[Begin RECORDS TO USE]

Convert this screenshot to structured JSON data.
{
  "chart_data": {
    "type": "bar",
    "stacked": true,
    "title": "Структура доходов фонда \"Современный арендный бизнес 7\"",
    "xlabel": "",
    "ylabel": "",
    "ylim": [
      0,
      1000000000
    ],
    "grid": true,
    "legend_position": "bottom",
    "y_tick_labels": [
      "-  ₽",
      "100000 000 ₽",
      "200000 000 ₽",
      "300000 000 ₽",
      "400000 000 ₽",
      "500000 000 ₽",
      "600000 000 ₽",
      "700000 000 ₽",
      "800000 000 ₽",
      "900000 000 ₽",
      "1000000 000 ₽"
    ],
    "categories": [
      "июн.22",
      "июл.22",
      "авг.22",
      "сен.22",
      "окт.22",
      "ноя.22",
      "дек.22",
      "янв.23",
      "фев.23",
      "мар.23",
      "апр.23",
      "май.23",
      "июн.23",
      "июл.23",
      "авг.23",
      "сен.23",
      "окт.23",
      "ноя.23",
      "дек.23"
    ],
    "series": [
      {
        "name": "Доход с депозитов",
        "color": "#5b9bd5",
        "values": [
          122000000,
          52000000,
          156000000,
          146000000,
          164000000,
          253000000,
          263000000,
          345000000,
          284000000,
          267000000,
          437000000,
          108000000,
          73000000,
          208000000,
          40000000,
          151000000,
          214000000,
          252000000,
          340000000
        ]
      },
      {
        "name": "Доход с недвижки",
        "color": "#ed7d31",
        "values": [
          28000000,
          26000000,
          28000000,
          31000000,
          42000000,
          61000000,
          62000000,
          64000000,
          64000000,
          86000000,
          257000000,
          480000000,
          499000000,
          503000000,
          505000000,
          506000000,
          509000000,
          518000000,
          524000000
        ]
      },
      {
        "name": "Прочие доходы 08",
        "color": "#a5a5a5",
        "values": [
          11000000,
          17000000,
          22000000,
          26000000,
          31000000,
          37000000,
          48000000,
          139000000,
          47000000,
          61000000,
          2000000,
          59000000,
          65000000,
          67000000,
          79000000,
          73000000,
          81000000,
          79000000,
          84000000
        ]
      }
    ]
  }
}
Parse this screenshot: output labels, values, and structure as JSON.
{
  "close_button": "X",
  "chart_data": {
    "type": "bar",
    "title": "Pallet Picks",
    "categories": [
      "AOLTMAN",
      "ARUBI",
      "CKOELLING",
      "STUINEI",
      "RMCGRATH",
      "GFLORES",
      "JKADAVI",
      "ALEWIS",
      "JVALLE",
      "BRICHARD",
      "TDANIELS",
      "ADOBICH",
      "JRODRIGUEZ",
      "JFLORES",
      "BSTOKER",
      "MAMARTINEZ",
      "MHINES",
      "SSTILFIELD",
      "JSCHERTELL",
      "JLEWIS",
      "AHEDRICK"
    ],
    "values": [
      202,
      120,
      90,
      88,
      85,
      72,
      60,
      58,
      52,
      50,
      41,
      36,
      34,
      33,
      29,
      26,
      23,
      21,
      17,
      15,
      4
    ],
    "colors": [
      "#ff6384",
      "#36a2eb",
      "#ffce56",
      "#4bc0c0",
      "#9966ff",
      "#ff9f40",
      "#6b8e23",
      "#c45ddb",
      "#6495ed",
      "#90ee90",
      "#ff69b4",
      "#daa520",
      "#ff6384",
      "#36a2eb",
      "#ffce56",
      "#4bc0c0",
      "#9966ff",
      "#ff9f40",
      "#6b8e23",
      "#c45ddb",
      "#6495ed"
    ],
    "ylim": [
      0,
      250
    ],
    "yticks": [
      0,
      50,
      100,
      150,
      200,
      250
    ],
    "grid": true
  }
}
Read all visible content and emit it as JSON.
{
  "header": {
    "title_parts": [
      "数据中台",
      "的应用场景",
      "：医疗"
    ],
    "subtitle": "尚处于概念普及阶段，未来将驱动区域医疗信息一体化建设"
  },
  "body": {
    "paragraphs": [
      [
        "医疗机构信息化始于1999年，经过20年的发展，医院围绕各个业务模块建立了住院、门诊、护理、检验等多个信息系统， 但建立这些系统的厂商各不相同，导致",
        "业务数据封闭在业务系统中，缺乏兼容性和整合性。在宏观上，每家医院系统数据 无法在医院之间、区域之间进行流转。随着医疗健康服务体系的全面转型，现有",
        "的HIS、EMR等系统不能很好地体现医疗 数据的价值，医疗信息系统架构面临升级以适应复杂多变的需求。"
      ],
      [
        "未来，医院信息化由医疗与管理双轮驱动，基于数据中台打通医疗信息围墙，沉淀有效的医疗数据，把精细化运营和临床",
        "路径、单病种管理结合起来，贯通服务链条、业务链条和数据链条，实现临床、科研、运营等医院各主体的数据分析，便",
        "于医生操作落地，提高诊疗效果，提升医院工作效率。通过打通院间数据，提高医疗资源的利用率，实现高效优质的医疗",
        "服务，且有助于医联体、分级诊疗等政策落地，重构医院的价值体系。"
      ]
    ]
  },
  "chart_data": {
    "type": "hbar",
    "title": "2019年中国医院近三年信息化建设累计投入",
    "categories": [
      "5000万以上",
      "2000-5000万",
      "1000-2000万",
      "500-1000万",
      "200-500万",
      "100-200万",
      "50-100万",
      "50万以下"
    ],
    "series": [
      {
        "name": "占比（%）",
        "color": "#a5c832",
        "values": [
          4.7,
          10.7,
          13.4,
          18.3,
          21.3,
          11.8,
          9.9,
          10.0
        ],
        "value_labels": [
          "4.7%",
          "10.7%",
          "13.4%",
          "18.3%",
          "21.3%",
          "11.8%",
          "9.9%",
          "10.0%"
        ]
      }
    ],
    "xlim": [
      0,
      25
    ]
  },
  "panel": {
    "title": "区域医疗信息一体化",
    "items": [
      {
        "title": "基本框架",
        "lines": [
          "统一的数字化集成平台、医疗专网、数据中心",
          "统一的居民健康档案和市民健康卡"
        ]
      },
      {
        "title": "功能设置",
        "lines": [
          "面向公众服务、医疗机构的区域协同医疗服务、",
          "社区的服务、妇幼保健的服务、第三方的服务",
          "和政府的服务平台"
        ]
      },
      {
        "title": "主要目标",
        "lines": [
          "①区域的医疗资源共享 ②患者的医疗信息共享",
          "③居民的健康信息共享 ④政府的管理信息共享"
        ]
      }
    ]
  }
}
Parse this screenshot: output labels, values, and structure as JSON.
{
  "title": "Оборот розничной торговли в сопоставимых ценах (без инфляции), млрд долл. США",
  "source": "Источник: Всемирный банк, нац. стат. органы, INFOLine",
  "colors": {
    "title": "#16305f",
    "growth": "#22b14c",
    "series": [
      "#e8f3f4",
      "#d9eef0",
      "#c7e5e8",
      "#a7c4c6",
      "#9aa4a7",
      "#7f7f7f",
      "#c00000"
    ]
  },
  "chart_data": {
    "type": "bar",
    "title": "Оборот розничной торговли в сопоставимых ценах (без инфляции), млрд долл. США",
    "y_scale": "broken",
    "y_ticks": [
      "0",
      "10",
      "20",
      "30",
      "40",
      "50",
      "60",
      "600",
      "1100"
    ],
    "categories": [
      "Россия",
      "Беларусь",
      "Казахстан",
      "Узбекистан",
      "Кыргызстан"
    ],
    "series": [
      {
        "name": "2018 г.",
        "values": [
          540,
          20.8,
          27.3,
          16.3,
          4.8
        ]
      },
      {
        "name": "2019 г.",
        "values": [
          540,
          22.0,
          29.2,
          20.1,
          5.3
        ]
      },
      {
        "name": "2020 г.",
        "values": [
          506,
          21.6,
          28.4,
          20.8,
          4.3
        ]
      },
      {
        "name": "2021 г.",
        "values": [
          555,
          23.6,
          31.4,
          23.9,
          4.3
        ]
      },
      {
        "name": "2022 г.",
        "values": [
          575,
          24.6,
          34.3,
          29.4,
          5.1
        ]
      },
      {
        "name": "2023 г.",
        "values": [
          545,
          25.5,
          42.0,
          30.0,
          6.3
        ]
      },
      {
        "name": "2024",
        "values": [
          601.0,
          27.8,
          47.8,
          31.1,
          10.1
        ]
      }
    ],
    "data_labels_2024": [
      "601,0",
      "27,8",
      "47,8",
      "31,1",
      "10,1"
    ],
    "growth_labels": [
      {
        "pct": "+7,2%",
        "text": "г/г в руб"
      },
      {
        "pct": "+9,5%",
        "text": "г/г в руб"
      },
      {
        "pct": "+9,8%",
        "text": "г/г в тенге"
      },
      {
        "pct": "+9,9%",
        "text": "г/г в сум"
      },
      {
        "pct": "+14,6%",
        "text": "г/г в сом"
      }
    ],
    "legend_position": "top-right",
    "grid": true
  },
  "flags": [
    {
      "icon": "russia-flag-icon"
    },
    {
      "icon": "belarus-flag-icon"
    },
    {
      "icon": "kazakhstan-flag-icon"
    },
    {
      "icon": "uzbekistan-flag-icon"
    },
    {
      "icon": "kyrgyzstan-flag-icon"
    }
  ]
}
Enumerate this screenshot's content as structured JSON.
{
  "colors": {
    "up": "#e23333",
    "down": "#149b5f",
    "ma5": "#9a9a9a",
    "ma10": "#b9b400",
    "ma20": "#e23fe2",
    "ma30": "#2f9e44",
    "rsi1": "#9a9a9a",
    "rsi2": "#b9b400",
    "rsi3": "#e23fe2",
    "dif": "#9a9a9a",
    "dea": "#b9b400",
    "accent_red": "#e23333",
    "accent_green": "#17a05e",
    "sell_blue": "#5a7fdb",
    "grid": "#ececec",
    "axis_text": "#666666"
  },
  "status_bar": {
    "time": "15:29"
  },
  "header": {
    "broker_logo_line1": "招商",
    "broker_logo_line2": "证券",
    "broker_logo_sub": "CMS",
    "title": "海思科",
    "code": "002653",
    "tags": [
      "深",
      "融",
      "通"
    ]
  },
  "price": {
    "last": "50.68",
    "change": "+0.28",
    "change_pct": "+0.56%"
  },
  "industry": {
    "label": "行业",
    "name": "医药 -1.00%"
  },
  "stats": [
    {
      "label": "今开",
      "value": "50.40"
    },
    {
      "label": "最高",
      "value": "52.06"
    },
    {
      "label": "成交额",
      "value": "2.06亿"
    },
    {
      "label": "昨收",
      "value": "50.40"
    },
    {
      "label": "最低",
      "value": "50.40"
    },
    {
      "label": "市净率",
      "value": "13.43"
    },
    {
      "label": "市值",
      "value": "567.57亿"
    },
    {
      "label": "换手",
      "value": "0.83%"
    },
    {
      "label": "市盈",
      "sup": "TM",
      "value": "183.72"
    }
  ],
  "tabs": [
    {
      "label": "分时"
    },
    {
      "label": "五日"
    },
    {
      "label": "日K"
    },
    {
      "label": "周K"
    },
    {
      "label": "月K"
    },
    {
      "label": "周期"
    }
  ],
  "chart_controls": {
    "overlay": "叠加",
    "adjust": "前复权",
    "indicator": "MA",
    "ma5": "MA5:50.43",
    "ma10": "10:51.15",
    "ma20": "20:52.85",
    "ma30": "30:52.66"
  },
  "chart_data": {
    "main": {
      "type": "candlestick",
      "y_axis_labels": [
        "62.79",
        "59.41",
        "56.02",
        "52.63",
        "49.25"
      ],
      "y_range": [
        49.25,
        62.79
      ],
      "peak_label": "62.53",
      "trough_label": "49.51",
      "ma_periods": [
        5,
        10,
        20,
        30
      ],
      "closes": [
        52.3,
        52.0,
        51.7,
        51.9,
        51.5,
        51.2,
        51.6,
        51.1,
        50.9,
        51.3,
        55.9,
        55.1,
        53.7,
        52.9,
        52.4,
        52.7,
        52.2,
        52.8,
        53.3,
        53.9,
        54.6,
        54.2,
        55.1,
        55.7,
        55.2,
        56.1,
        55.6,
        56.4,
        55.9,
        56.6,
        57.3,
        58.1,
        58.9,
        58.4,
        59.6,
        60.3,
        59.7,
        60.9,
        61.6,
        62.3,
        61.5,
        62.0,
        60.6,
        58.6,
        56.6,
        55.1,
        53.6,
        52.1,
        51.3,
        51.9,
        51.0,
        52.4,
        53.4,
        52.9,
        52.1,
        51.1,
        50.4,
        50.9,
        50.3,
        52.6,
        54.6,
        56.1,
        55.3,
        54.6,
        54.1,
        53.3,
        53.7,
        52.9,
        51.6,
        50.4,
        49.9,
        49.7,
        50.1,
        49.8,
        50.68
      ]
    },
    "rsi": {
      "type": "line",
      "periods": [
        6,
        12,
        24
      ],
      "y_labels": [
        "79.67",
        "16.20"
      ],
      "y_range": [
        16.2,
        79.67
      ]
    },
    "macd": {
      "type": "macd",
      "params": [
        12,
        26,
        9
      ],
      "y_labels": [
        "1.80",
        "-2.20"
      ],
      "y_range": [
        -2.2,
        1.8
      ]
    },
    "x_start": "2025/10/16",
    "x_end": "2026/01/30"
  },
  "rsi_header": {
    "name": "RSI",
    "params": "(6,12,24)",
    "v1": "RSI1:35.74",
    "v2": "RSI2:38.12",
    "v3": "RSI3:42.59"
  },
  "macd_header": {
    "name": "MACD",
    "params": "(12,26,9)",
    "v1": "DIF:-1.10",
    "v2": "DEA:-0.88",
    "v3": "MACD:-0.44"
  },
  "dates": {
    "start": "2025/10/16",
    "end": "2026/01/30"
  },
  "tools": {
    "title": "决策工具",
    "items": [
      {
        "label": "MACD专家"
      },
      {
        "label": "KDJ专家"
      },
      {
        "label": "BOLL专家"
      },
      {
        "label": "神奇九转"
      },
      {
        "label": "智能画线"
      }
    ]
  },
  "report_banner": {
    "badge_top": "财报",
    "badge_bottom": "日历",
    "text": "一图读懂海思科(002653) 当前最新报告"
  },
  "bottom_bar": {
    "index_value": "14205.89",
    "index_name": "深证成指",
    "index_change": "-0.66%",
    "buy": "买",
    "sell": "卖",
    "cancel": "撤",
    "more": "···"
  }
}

[End RECORDS TO USE]

Examine the data above and state how many of its lines contain the word "Оборот", with no further remarks.

**REPLY**: 2